--- Start ---
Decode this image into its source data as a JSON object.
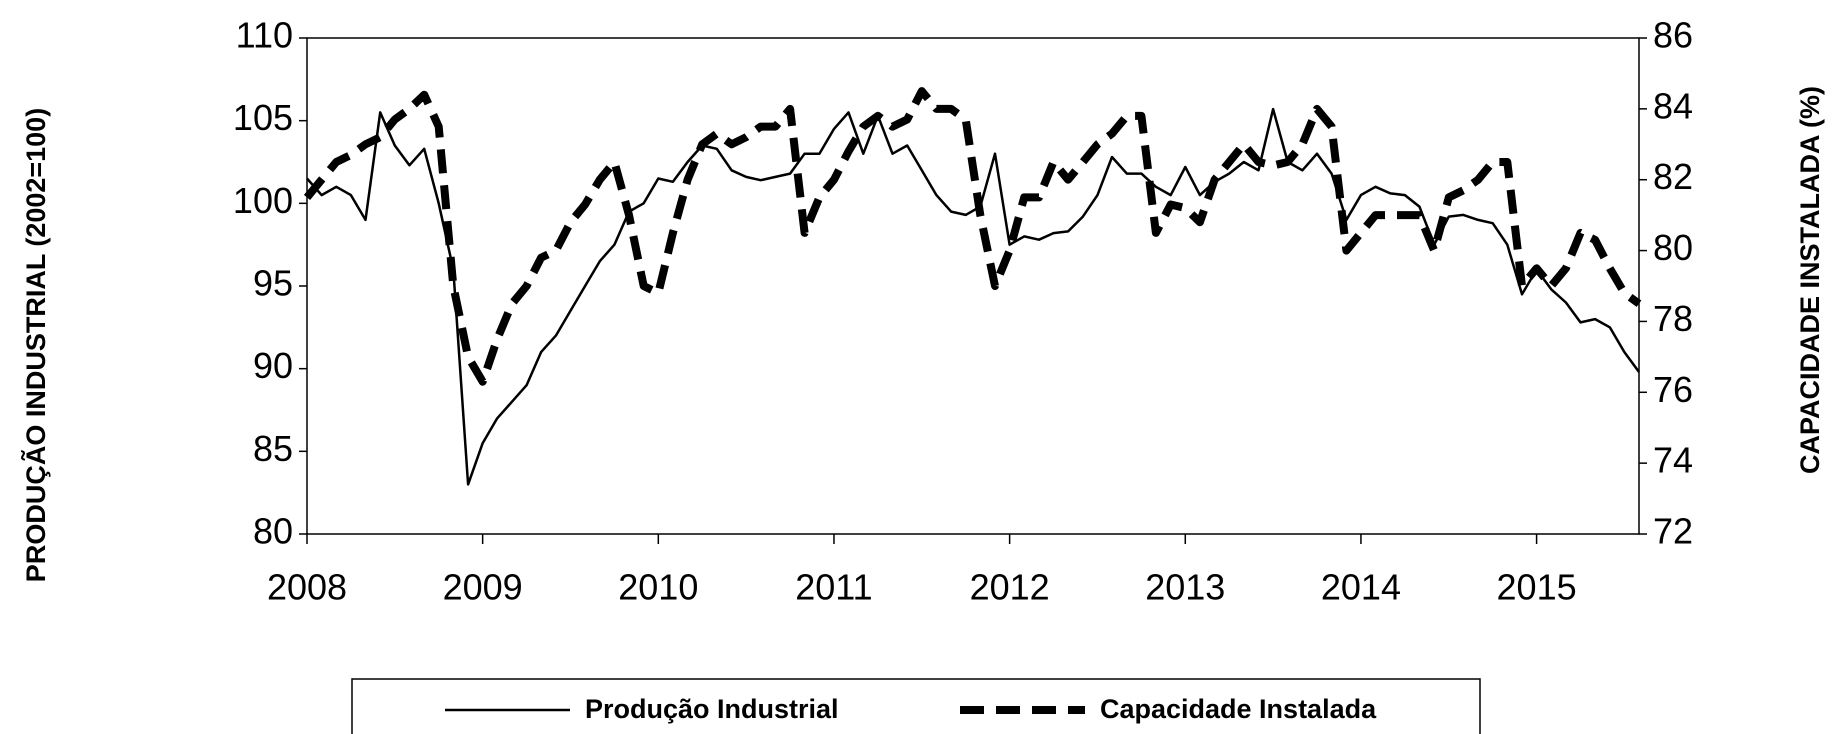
{
  "chart_data": {
    "type": "line",
    "x": [
      2008,
      2008.083,
      2008.167,
      2008.25,
      2008.333,
      2008.417,
      2008.5,
      2008.583,
      2008.667,
      2008.75,
      2008.833,
      2008.917,
      2009,
      2009.083,
      2009.167,
      2009.25,
      2009.333,
      2009.417,
      2009.5,
      2009.583,
      2009.667,
      2009.75,
      2009.833,
      2009.917,
      2010,
      2010.083,
      2010.167,
      2010.25,
      2010.333,
      2010.417,
      2010.5,
      2010.583,
      2010.667,
      2010.75,
      2010.833,
      2010.917,
      2011,
      2011.083,
      2011.167,
      2011.25,
      2011.333,
      2011.417,
      2011.5,
      2011.583,
      2011.667,
      2011.75,
      2011.833,
      2011.917,
      2012,
      2012.083,
      2012.167,
      2012.25,
      2012.333,
      2012.417,
      2012.5,
      2012.583,
      2012.667,
      2012.75,
      2012.833,
      2012.917,
      2013,
      2013.083,
      2013.167,
      2013.25,
      2013.333,
      2013.417,
      2013.5,
      2013.583,
      2013.667,
      2013.75,
      2013.833,
      2013.917,
      2014,
      2014.083,
      2014.167,
      2014.25,
      2014.333,
      2014.417,
      2014.5,
      2014.583,
      2014.667,
      2014.75,
      2014.833,
      2014.917,
      2015,
      2015.083,
      2015.167,
      2015.25,
      2015.333,
      2015.417,
      2015.5,
      2015.583
    ],
    "series": [
      {
        "name": "Produção Industrial",
        "color": "#000000",
        "style": "solid",
        "values": [
          101.5,
          100.5,
          101,
          100.5,
          99,
          105.5,
          103.5,
          102.3,
          103.3,
          100,
          96,
          83,
          85.5,
          87,
          88,
          89,
          91,
          92,
          93.5,
          95,
          96.5,
          97.5,
          99.5,
          100,
          101.5,
          101.3,
          102.5,
          103.5,
          103.3,
          102,
          101.6,
          101.4,
          101.6,
          101.8,
          103,
          103,
          104.5,
          105.5,
          103,
          105.3,
          103,
          103.5,
          102,
          100.5,
          99.5,
          99.3,
          99.8,
          103,
          97.5,
          98,
          97.8,
          98.2,
          98.3,
          99.2,
          100.5,
          102.8,
          101.8,
          101.8,
          101,
          100.5,
          102.2,
          100.5,
          101.3,
          101.8,
          102.5,
          102,
          105.7,
          102.5,
          102,
          103,
          101.8,
          99,
          100.5,
          101,
          100.6,
          100.5,
          99.8,
          97.5,
          99.2,
          99.3,
          99,
          98.8,
          97.5,
          94.5,
          96,
          94.8,
          94,
          92.8,
          93,
          92.5,
          91,
          89.8
        ]
      },
      {
        "name": "Capacidade Instalada",
        "color": "#000000",
        "style": "dashed",
        "axis": "y2",
        "values": [
          81.5,
          82,
          82.5,
          82.7,
          83,
          83.2,
          83.7,
          84,
          84.4,
          83.5,
          79,
          77,
          76.3,
          77.5,
          78.5,
          79,
          79.8,
          80,
          80.8,
          81.3,
          82,
          82.5,
          81,
          79,
          78.8,
          80.5,
          82,
          83,
          83.3,
          83,
          83.2,
          83.5,
          83.5,
          84,
          80.5,
          81.5,
          82,
          82.8,
          83.5,
          83.8,
          83.5,
          83.7,
          84.5,
          84,
          84,
          83.7,
          81,
          79,
          80,
          81.5,
          81.5,
          82.5,
          82,
          82.5,
          83,
          83.3,
          83.8,
          83.8,
          80.5,
          81.3,
          81.2,
          80.8,
          82,
          82.5,
          83,
          82.5,
          82.4,
          82.5,
          83,
          84,
          83.5,
          80,
          80.5,
          81,
          81,
          81,
          81,
          80,
          81.5,
          81.7,
          82,
          82.5,
          82.5,
          79,
          79.5,
          79,
          79.5,
          80.5,
          80.3,
          79.5,
          78.8,
          78.5
        ]
      }
    ],
    "y_label": "PRODUÇÃO INDUSTRIAL  (2002=100)",
    "y2_label": "CAPACIDADE INSTALADA (%)",
    "xlim": [
      2008,
      2015.583
    ],
    "xticks": [
      2008,
      2009,
      2010,
      2011,
      2012,
      2013,
      2014,
      2015
    ],
    "ylim": [
      80,
      110
    ],
    "yticks": [
      80,
      85,
      90,
      95,
      100,
      105,
      110
    ],
    "y2lim": [
      72,
      86
    ],
    "y2ticks": [
      72,
      74,
      76,
      78,
      80,
      82,
      84,
      86
    ],
    "grid": false,
    "legend": "bottom"
  }
}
--- End ---
*Stated task*:
Omit the pictures and restate the rest of the records verbatim.

*Exercise result*:
Decode this image into its source data as a JSON object.
{
  "chart_data": {
    "type": "line",
    "x": [
      2008,
      2008.083,
      2008.167,
      2008.25,
      2008.333,
      2008.417,
      2008.5,
      2008.583,
      2008.667,
      2008.75,
      2008.833,
      2008.917,
      2009,
      2009.083,
      2009.167,
      2009.25,
      2009.333,
      2009.417,
      2009.5,
      2009.583,
      2009.667,
      2009.75,
      2009.833,
      2009.917,
      2010,
      2010.083,
      2010.167,
      2010.25,
      2010.333,
      2010.417,
      2010.5,
      2010.583,
      2010.667,
      2010.75,
      2010.833,
      2010.917,
      2011,
      2011.083,
      2011.167,
      2011.25,
      2011.333,
      2011.417,
      2011.5,
      2011.583,
      2011.667,
      2011.75,
      2011.833,
      2011.917,
      2012,
      2012.083,
      2012.167,
      2012.25,
      2012.333,
      2012.417,
      2012.5,
      2012.583,
      2012.667,
      2012.75,
      2012.833,
      2012.917,
      2013,
      2013.083,
      2013.167,
      2013.25,
      2013.333,
      2013.417,
      2013.5,
      2013.583,
      2013.667,
      2013.75,
      2013.833,
      2013.917,
      2014,
      2014.083,
      2014.167,
      2014.25,
      2014.333,
      2014.417,
      2014.5,
      2014.583,
      2014.667,
      2014.75,
      2014.833,
      2014.917,
      2015,
      2015.083,
      2015.167,
      2015.25,
      2015.333,
      2015.417,
      2015.5,
      2015.583
    ],
    "series": [
      {
        "name": "Produção Industrial",
        "color": "#000000",
        "style": "solid",
        "values": [
          101.5,
          100.5,
          101,
          100.5,
          99,
          105.5,
          103.5,
          102.3,
          103.3,
          100,
          96,
          83,
          85.5,
          87,
          88,
          89,
          91,
          92,
          93.5,
          95,
          96.5,
          97.5,
          99.5,
          100,
          101.5,
          101.3,
          102.5,
          103.5,
          103.3,
          102,
          101.6,
          101.4,
          101.6,
          101.8,
          103,
          103,
          104.5,
          105.5,
          103,
          105.3,
          103,
          103.5,
          102,
          100.5,
          99.5,
          99.3,
          99.8,
          103,
          97.5,
          98,
          97.8,
          98.2,
          98.3,
          99.2,
          100.5,
          102.8,
          101.8,
          101.8,
          101,
          100.5,
          102.2,
          100.5,
          101.3,
          101.8,
          102.5,
          102,
          105.7,
          102.5,
          102,
          103,
          101.8,
          99,
          100.5,
          101,
          100.6,
          100.5,
          99.8,
          97.5,
          99.2,
          99.3,
          99,
          98.8,
          97.5,
          94.5,
          96,
          94.8,
          94,
          92.8,
          93,
          92.5,
          91,
          89.8
        ]
      },
      {
        "name": "Capacidade Instalada",
        "color": "#000000",
        "style": "dashed",
        "axis": "y2",
        "values": [
          81.5,
          82,
          82.5,
          82.7,
          83,
          83.2,
          83.7,
          84,
          84.4,
          83.5,
          79,
          77,
          76.3,
          77.5,
          78.5,
          79,
          79.8,
          80,
          80.8,
          81.3,
          82,
          82.5,
          81,
          79,
          78.8,
          80.5,
          82,
          83,
          83.3,
          83,
          83.2,
          83.5,
          83.5,
          84,
          80.5,
          81.5,
          82,
          82.8,
          83.5,
          83.8,
          83.5,
          83.7,
          84.5,
          84,
          84,
          83.7,
          81,
          79,
          80,
          81.5,
          81.5,
          82.5,
          82,
          82.5,
          83,
          83.3,
          83.8,
          83.8,
          80.5,
          81.3,
          81.2,
          80.8,
          82,
          82.5,
          83,
          82.5,
          82.4,
          82.5,
          83,
          84,
          83.5,
          80,
          80.5,
          81,
          81,
          81,
          81,
          80,
          81.5,
          81.7,
          82,
          82.5,
          82.5,
          79,
          79.5,
          79,
          79.5,
          80.5,
          80.3,
          79.5,
          78.8,
          78.5
        ]
      }
    ],
    "y_label": "PRODUÇÃO INDUSTRIAL  (2002=100)",
    "y2_label": "CAPACIDADE INSTALADA (%)",
    "xlim": [
      2008,
      2015.583
    ],
    "xticks": [
      2008,
      2009,
      2010,
      2011,
      2012,
      2013,
      2014,
      2015
    ],
    "ylim": [
      80,
      110
    ],
    "yticks": [
      80,
      85,
      90,
      95,
      100,
      105,
      110
    ],
    "y2lim": [
      72,
      86
    ],
    "y2ticks": [
      72,
      74,
      76,
      78,
      80,
      82,
      84,
      86
    ],
    "grid": false,
    "legend": "bottom"
  }
}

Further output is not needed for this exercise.